- [Problem requirements]:
Note how many lines in the entries contain the string "screenshot", then give that number and nothing else.

====== Record excerpts ======

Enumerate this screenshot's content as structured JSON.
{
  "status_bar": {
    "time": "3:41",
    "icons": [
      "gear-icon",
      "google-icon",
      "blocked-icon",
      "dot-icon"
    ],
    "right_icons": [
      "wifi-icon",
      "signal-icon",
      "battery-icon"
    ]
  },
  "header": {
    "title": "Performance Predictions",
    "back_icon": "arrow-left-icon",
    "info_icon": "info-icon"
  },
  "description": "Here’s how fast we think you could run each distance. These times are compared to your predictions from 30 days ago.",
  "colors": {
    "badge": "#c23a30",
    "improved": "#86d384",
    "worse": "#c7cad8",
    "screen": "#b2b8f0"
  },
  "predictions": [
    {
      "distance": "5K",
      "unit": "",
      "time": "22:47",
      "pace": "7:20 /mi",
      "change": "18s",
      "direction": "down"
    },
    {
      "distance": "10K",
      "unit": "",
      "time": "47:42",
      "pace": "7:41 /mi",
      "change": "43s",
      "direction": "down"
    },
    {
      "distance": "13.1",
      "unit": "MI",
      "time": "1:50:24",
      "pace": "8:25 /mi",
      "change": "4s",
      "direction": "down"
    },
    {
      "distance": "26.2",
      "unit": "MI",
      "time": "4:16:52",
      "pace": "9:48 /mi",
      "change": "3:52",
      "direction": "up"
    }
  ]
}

======
====== Record excerpts ======

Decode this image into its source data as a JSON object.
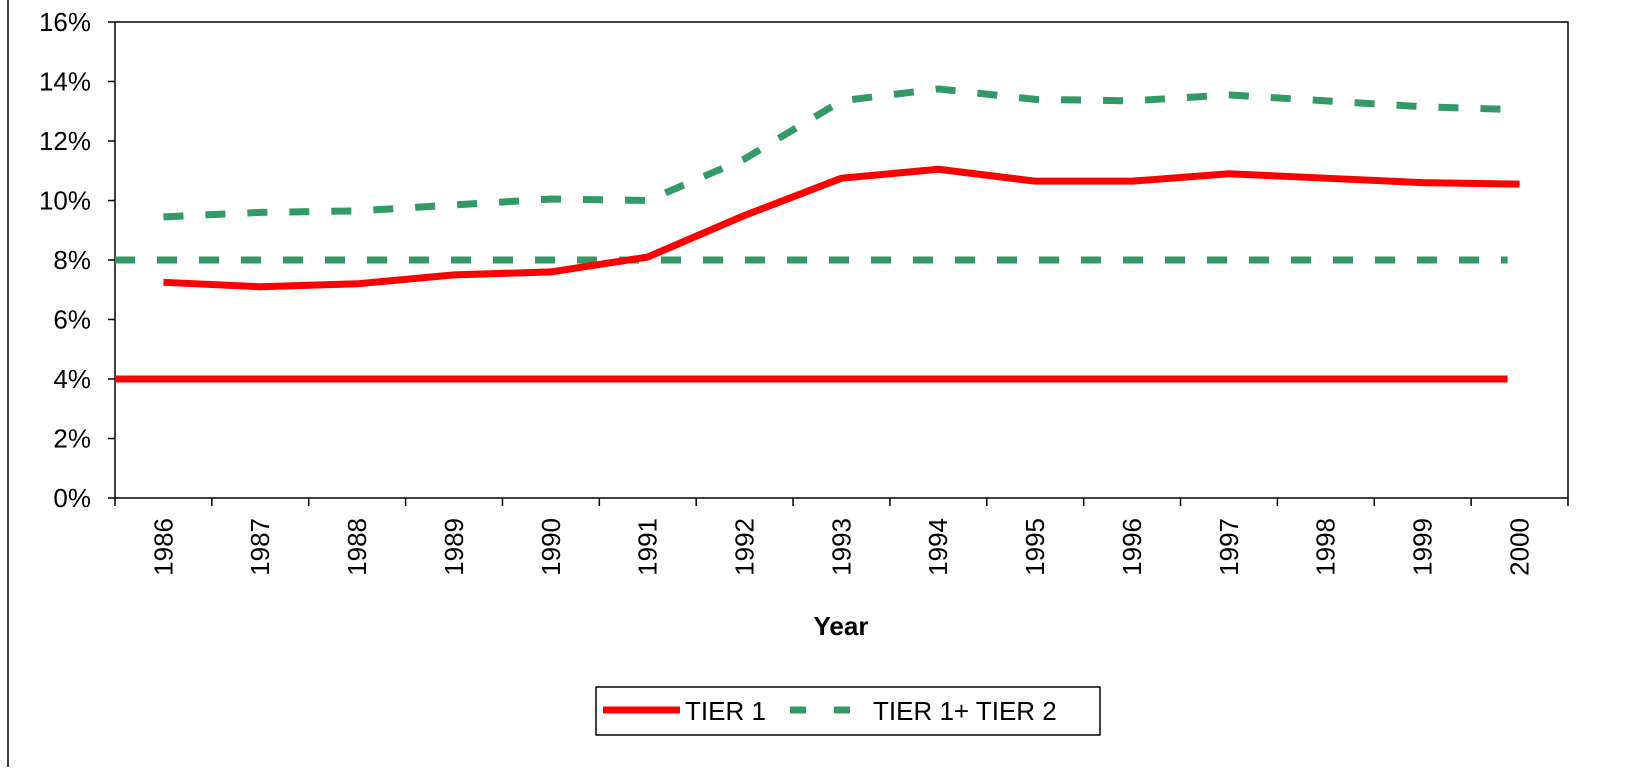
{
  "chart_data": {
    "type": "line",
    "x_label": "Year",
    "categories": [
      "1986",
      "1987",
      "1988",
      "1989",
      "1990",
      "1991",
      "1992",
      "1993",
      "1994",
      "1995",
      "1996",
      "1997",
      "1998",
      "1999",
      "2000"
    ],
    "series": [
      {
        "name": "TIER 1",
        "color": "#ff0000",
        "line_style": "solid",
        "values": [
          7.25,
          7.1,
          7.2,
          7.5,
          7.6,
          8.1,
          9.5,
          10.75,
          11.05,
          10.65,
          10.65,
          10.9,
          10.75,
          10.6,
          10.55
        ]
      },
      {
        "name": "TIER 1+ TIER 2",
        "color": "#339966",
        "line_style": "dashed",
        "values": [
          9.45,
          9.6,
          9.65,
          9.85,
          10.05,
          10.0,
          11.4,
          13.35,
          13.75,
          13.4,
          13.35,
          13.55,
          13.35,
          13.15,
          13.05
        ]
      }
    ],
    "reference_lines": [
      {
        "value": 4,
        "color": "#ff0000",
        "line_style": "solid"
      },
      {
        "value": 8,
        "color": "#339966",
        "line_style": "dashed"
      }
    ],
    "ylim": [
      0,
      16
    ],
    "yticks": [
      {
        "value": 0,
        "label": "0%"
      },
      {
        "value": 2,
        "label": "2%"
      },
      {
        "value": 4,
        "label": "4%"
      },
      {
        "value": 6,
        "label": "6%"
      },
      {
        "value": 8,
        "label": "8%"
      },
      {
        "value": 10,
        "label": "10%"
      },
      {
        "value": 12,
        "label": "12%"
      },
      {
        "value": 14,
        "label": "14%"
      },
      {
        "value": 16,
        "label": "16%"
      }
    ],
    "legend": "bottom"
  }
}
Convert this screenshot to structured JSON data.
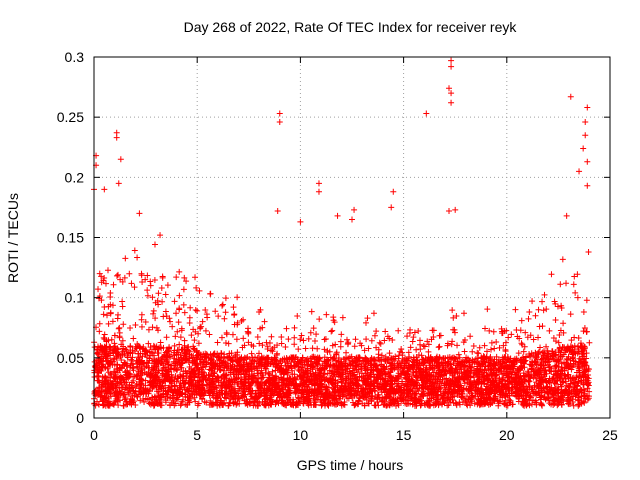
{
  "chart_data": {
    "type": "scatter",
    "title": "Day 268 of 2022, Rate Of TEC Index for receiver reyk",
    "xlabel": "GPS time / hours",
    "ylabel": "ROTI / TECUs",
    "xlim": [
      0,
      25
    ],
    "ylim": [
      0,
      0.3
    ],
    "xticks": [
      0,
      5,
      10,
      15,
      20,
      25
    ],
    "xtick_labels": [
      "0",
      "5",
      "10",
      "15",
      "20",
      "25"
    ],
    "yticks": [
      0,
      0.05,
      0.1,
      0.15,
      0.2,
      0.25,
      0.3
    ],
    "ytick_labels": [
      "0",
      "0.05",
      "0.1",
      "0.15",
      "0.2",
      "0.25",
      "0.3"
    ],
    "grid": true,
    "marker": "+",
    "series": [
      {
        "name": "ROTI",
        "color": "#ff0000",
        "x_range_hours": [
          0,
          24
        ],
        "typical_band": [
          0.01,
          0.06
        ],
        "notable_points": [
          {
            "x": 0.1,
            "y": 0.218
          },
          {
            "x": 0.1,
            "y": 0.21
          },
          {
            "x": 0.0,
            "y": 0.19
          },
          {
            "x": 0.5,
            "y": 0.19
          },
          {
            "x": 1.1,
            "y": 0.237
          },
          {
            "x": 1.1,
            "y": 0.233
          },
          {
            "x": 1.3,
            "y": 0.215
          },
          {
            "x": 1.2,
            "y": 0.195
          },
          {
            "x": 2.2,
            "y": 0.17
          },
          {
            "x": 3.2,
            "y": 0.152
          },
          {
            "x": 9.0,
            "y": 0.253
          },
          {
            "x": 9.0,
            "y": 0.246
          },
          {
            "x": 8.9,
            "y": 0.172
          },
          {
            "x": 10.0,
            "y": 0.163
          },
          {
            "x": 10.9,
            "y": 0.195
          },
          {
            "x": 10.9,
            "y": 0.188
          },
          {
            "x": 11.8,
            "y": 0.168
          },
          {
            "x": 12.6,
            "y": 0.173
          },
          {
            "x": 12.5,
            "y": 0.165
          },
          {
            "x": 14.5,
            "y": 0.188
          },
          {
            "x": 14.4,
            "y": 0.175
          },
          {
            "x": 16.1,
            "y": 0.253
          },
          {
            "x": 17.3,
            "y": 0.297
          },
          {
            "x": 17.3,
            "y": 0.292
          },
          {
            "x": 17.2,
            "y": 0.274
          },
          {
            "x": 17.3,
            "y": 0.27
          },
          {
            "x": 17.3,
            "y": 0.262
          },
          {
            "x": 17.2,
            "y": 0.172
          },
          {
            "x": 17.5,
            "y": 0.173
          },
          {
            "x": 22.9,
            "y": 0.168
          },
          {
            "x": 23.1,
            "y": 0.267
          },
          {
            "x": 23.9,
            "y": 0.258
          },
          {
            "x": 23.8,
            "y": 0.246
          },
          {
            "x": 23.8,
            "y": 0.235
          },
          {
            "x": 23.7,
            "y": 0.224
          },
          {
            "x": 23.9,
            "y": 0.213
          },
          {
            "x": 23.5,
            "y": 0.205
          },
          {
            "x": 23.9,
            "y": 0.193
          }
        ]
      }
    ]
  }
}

======

- [Response]:
2